─── SUPPLIED DATA

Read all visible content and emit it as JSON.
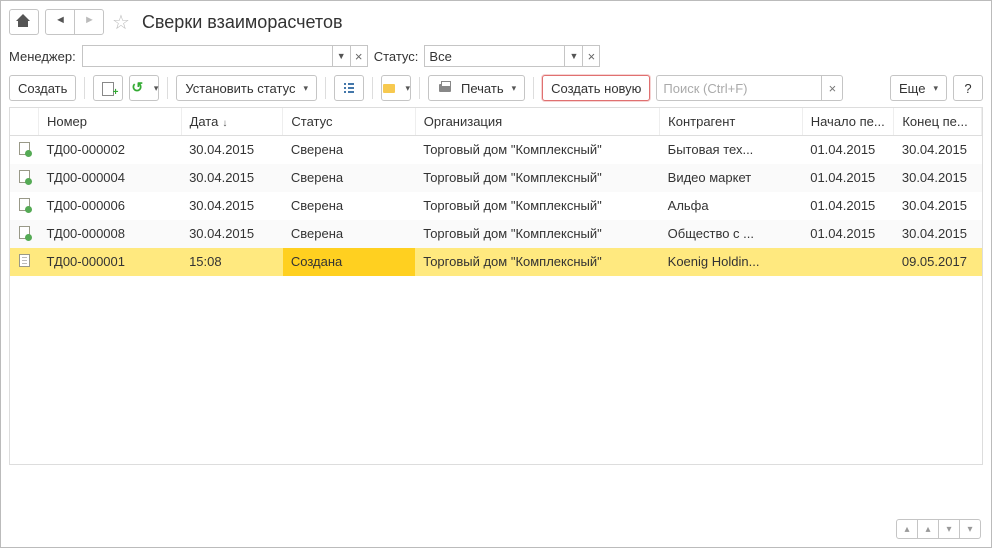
{
  "header": {
    "title": "Сверки взаиморасчетов"
  },
  "filters": {
    "manager_label": "Менеджер:",
    "manager_value": "",
    "status_label": "Статус:",
    "status_value": "Все"
  },
  "toolbar": {
    "create": "Создать",
    "set_status": "Установить статус",
    "print": "Печать",
    "create_new": "Создать новую",
    "search_placeholder": "Поиск (Ctrl+F)",
    "more": "Еще",
    "help": "?"
  },
  "columns": {
    "number": "Номер",
    "date": "Дата",
    "status": "Статус",
    "organization": "Организация",
    "counterparty": "Контрагент",
    "period_start": "Начало пе...",
    "period_end": "Конец пе..."
  },
  "rows": [
    {
      "icon": "ok",
      "number": "ТД00-000002",
      "date": "30.04.2015",
      "status": "Сверена",
      "org": "Торговый дом \"Комплексный\"",
      "ctr": "Бытовая тех...",
      "start": "01.04.2015",
      "end": "30.04.2015",
      "selected": false
    },
    {
      "icon": "ok",
      "number": "ТД00-000004",
      "date": "30.04.2015",
      "status": "Сверена",
      "org": "Торговый дом \"Комплексный\"",
      "ctr": "Видео маркет",
      "start": "01.04.2015",
      "end": "30.04.2015",
      "selected": false
    },
    {
      "icon": "ok",
      "number": "ТД00-000006",
      "date": "30.04.2015",
      "status": "Сверена",
      "org": "Торговый дом \"Комплексный\"",
      "ctr": "Альфа",
      "start": "01.04.2015",
      "end": "30.04.2015",
      "selected": false
    },
    {
      "icon": "ok",
      "number": "ТД00-000008",
      "date": "30.04.2015",
      "status": "Сверена",
      "org": "Торговый дом \"Комплексный\"",
      "ctr": "Общество с ...",
      "start": "01.04.2015",
      "end": "30.04.2015",
      "selected": false
    },
    {
      "icon": "plain",
      "number": "ТД00-000001",
      "date": "15:08",
      "status": "Создана",
      "org": "Торговый дом \"Комплексный\"",
      "ctr": "Koenig Holdin...",
      "start": "",
      "end": "09.05.2017",
      "selected": true
    }
  ]
}
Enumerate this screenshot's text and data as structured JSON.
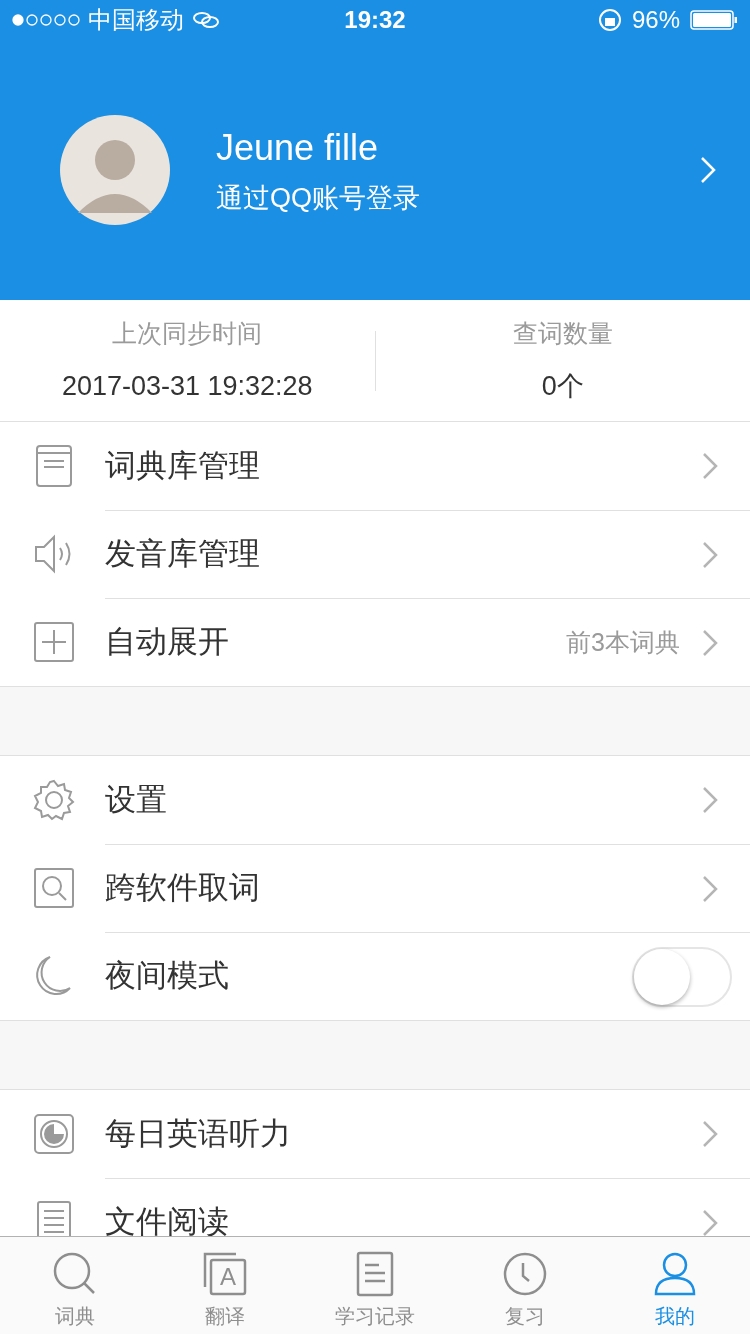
{
  "status_bar": {
    "carrier": "中国移动",
    "time": "19:32",
    "battery": "96%"
  },
  "profile": {
    "name": "Jeune fille",
    "subtitle": "通过QQ账号登录"
  },
  "stats": [
    {
      "label": "上次同步时间",
      "value": "2017-03-31 19:32:28"
    },
    {
      "label": "查词数量",
      "value": "0个"
    }
  ],
  "menu_groups": [
    [
      {
        "kind": "link",
        "label": "词典库管理"
      },
      {
        "kind": "link",
        "label": "发音库管理"
      },
      {
        "kind": "link",
        "label": "自动展开",
        "detail": "前3本词典"
      }
    ],
    [
      {
        "kind": "link",
        "label": "设置"
      },
      {
        "kind": "link",
        "label": "跨软件取词"
      },
      {
        "kind": "toggle",
        "label": "夜间模式",
        "on": false
      }
    ],
    [
      {
        "kind": "link",
        "label": "每日英语听力"
      },
      {
        "kind": "link",
        "label": "文件阅读"
      }
    ]
  ],
  "tab_bar": [
    {
      "label": "词典",
      "selected": false
    },
    {
      "label": "翻译",
      "selected": false,
      "icon_letter": "A"
    },
    {
      "label": "学习记录",
      "selected": false
    },
    {
      "label": "复习",
      "selected": false
    },
    {
      "label": "我的",
      "selected": true
    }
  ]
}
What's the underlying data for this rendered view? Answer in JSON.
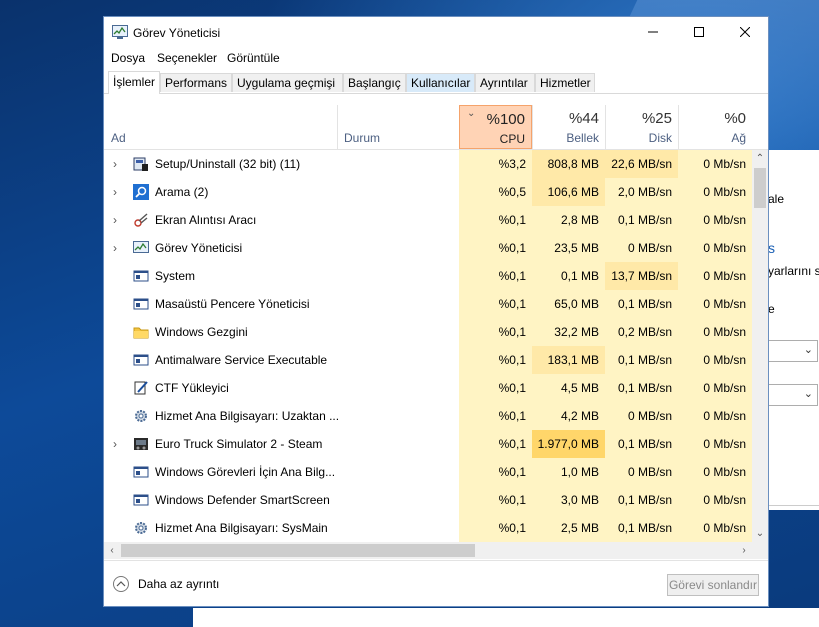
{
  "window": {
    "title": "Görev Yöneticisi"
  },
  "menu": [
    "Dosya",
    "Seçenekler",
    "Görüntüle"
  ],
  "tabs": [
    "İşlemler",
    "Performans",
    "Uygulama geçmişi",
    "Başlangıç",
    "Kullanıcılar",
    "Ayrıntılar",
    "Hizmetler"
  ],
  "active_tab": "İşlemler",
  "columns": {
    "name": "Ad",
    "status": "Durum",
    "cpu": {
      "pct": "%100",
      "label": "CPU"
    },
    "memory": {
      "pct": "%44",
      "label": "Bellek"
    },
    "disk": {
      "pct": "%25",
      "label": "Disk"
    },
    "network": {
      "pct": "%0",
      "label": "Ağ"
    }
  },
  "processes": [
    {
      "name": "Setup/Uninstall (32 bit) (11)",
      "icon": "setup-icon",
      "expandable": true,
      "cpu": "%3,2",
      "memory": "808,8 MB",
      "disk": "22,6 MB/sn",
      "network": "0 Mb/sn"
    },
    {
      "name": "Arama (2)",
      "icon": "search-icon",
      "expandable": true,
      "cpu": "%0,5",
      "memory": "106,6 MB",
      "disk": "2,0 MB/sn",
      "network": "0 Mb/sn"
    },
    {
      "name": "Ekran Alıntısı Aracı",
      "icon": "snipping-tool-icon",
      "expandable": true,
      "cpu": "%0,1",
      "memory": "2,8 MB",
      "disk": "0,1 MB/sn",
      "network": "0 Mb/sn"
    },
    {
      "name": "Görev Yöneticisi",
      "icon": "task-manager-icon",
      "expandable": true,
      "cpu": "%0,1",
      "memory": "23,5 MB",
      "disk": "0 MB/sn",
      "network": "0 Mb/sn"
    },
    {
      "name": "System",
      "icon": "system-icon",
      "expandable": false,
      "cpu": "%0,1",
      "memory": "0,1 MB",
      "disk": "13,7 MB/sn",
      "network": "0 Mb/sn"
    },
    {
      "name": "Masaüstü Pencere Yöneticisi",
      "icon": "window-manager-icon",
      "expandable": false,
      "cpu": "%0,1",
      "memory": "65,0 MB",
      "disk": "0,1 MB/sn",
      "network": "0 Mb/sn"
    },
    {
      "name": "Windows Gezgini",
      "icon": "folder-icon",
      "expandable": false,
      "cpu": "%0,1",
      "memory": "32,2 MB",
      "disk": "0,2 MB/sn",
      "network": "0 Mb/sn"
    },
    {
      "name": "Antimalware Service Executable",
      "icon": "service-icon",
      "expandable": false,
      "cpu": "%0,1",
      "memory": "183,1 MB",
      "disk": "0,1 MB/sn",
      "network": "0 Mb/sn"
    },
    {
      "name": "CTF Yükleyici",
      "icon": "ctf-loader-icon",
      "expandable": false,
      "cpu": "%0,1",
      "memory": "4,5 MB",
      "disk": "0,1 MB/sn",
      "network": "0 Mb/sn"
    },
    {
      "name": "Hizmet Ana Bilgisayarı: Uzaktan ...",
      "icon": "gear-icon",
      "expandable": false,
      "cpu": "%0,1",
      "memory": "4,2 MB",
      "disk": "0 MB/sn",
      "network": "0 Mb/sn"
    },
    {
      "name": "Euro Truck Simulator 2 - Steam",
      "icon": "truck-icon",
      "expandable": true,
      "cpu": "%0,1",
      "memory": "1.977,0 MB",
      "disk": "0,1 MB/sn",
      "network": "0 Mb/sn"
    },
    {
      "name": "Windows Görevleri İçin Ana Bilg...",
      "icon": "service-icon",
      "expandable": false,
      "cpu": "%0,1",
      "memory": "1,0 MB",
      "disk": "0 MB/sn",
      "network": "0 Mb/sn"
    },
    {
      "name": "Windows Defender SmartScreen",
      "icon": "service-icon",
      "expandable": false,
      "cpu": "%0,1",
      "memory": "3,0 MB",
      "disk": "0,1 MB/sn",
      "network": "0 Mb/sn"
    },
    {
      "name": "Hizmet Ana Bilgisayarı: SysMain",
      "icon": "gear-icon",
      "expandable": false,
      "cpu": "%0,1",
      "memory": "2,5 MB",
      "disk": "0,1 MB/sn",
      "network": "0 Mb/sn"
    }
  ],
  "footer": {
    "less_details": "Daha az ayrıntı",
    "end_task": "Görevi sonlandır"
  },
  "background_window": {
    "frag1": "ale",
    "frag2": "s",
    "frag3": "yarlarını s",
    "frag4": "e"
  },
  "colors": {
    "cpu_header": "#ffd3b5",
    "heat_low": "#fff4c4",
    "heat_mid": "#ffe9a8",
    "heat_high": "#ffd66a"
  }
}
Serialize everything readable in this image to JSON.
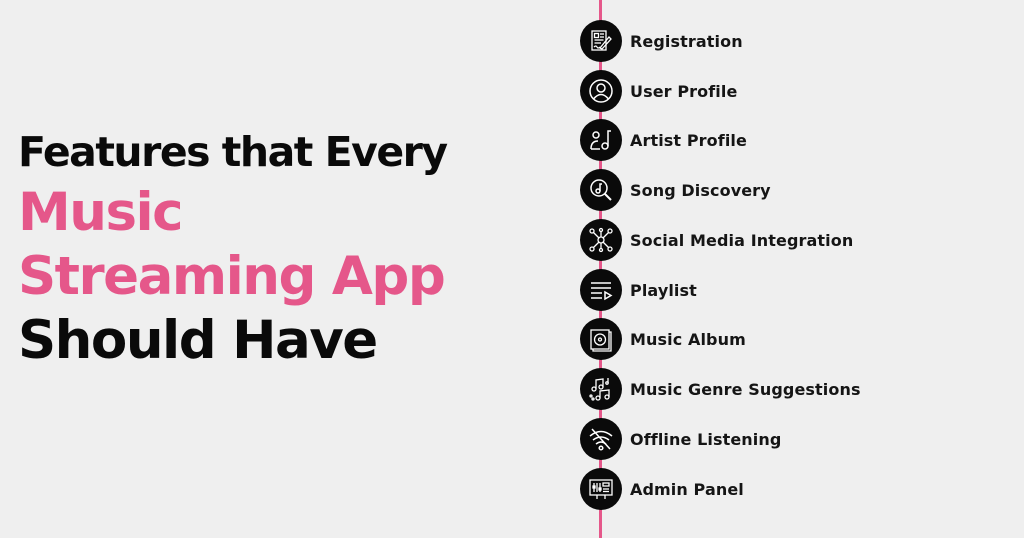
{
  "headline": {
    "line1": "Features that Every",
    "line2": "Music",
    "line3": "Streaming App",
    "line4": "Should Have"
  },
  "colors": {
    "accent": "#e5578a",
    "text": "#0a0a0a",
    "background": "#efefef",
    "icon_circle": "#0a0a0a"
  },
  "features": [
    {
      "label": "Registration",
      "icon": "registration-form-icon"
    },
    {
      "label": "User Profile",
      "icon": "user-profile-icon"
    },
    {
      "label": "Artist Profile",
      "icon": "artist-music-note-icon"
    },
    {
      "label": "Song Discovery",
      "icon": "music-search-icon"
    },
    {
      "label": "Social Media Integration",
      "icon": "network-hub-icon"
    },
    {
      "label": "Playlist",
      "icon": "playlist-icon"
    },
    {
      "label": "Music Album",
      "icon": "album-disc-icon"
    },
    {
      "label": "Music Genre Suggestions",
      "icon": "music-notes-icon"
    },
    {
      "label": "Offline Listening",
      "icon": "wifi-off-icon"
    },
    {
      "label": "Admin Panel",
      "icon": "admin-panel-icon"
    }
  ]
}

──────

**WHAT YOU NEED TO DO**
Gather all lines from the records above in which "number" appears.

**OUTPUT OF THE EXERCISE**
    "number": "Номер",
      "number": "ТД00-000002",
      "number": "ТД00-000004",
      "number": "ТД00-000006",
      "number": "ТД00-000008",
      "number": "ТД00-000001",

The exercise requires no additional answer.